* GIVEN INSTRUCTION *
Leaving out the pictures, please retype each record exactly.

* Dataset entries on figures *
______________________________
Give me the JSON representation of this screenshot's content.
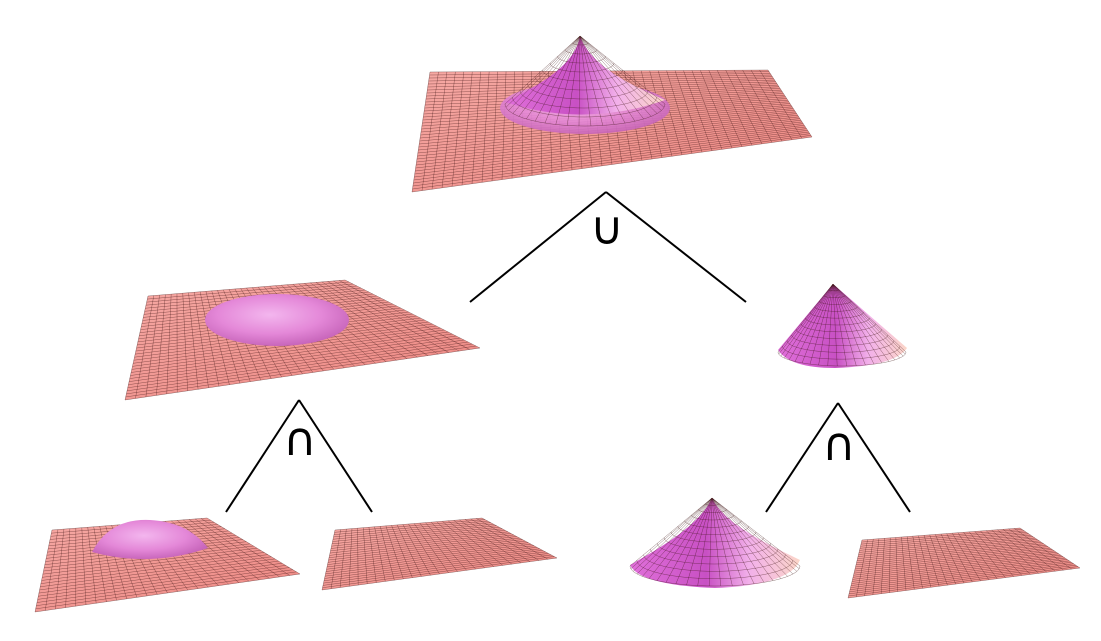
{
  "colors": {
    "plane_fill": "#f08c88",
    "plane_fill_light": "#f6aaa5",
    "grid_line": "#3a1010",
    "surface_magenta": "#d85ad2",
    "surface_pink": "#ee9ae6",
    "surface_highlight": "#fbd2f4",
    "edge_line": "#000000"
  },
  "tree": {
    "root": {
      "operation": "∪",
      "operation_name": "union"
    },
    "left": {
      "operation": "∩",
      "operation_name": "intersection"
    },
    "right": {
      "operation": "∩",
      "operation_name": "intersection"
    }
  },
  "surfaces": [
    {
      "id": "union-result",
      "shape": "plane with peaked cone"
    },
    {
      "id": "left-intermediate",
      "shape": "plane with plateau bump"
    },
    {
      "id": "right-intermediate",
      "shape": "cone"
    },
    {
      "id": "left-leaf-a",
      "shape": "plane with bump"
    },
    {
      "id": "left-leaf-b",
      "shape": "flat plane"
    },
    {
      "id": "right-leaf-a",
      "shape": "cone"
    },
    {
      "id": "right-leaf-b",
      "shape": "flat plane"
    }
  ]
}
______________________________
* COMPLETE OUTPUT *
Give me the JSON representation of this screenshot's content.
{
  "colors": {
    "plane_fill": "#f08c88",
    "plane_fill_light": "#f6aaa5",
    "grid_line": "#3a1010",
    "surface_magenta": "#d85ad2",
    "surface_pink": "#ee9ae6",
    "surface_highlight": "#fbd2f4",
    "edge_line": "#000000"
  },
  "tree": {
    "root": {
      "operation": "∪",
      "operation_name": "union"
    },
    "left": {
      "operation": "∩",
      "operation_name": "intersection"
    },
    "right": {
      "operation": "∩",
      "operation_name": "intersection"
    }
  },
  "surfaces": [
    {
      "id": "union-result",
      "shape": "plane with peaked cone"
    },
    {
      "id": "left-intermediate",
      "shape": "plane with plateau bump"
    },
    {
      "id": "right-intermediate",
      "shape": "cone"
    },
    {
      "id": "left-leaf-a",
      "shape": "plane with bump"
    },
    {
      "id": "left-leaf-b",
      "shape": "flat plane"
    },
    {
      "id": "right-leaf-a",
      "shape": "cone"
    },
    {
      "id": "right-leaf-b",
      "shape": "flat plane"
    }
  ]
}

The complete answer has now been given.